### Your goal
From the entries below, copy every line holding the word "this".

-- START Provided material --

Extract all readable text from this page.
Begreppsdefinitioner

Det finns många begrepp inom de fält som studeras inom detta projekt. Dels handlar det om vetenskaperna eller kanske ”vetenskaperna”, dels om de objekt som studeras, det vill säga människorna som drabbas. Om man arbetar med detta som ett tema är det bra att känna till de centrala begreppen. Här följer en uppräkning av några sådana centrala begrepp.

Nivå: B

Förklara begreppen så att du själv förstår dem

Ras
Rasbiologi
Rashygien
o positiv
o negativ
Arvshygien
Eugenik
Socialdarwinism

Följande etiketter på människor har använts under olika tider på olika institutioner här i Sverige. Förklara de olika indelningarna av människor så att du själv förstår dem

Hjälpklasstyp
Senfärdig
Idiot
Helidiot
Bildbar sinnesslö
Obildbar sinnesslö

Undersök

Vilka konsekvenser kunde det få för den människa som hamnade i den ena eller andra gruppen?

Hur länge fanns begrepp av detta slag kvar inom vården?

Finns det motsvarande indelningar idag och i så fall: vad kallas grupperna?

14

-- END Provided material --
-- START Provided material --

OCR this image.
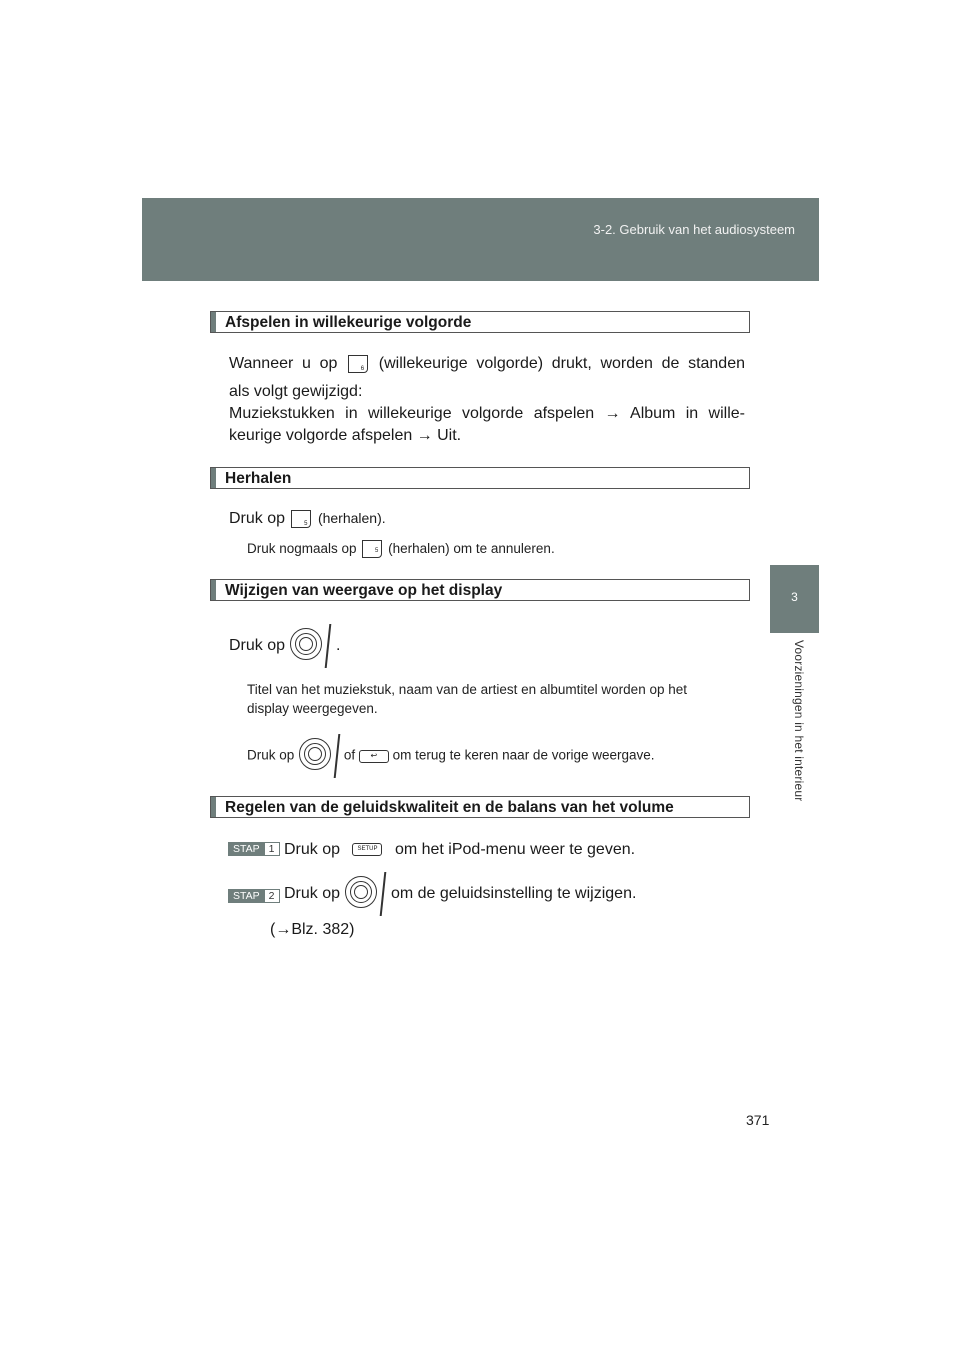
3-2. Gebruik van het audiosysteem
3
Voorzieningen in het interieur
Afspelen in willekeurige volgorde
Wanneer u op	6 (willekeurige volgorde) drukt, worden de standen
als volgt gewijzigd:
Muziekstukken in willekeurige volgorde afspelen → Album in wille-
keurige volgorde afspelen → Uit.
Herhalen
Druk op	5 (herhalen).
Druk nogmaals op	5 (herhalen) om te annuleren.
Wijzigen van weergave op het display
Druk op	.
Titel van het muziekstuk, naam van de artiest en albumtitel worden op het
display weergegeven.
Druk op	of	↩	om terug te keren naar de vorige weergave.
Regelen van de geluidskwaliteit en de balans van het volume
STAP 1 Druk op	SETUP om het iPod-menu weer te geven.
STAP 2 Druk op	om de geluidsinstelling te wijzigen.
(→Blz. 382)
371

-- END Provided material --

### Reply to the exercise
Extract all readable text from this page.
OCR this image.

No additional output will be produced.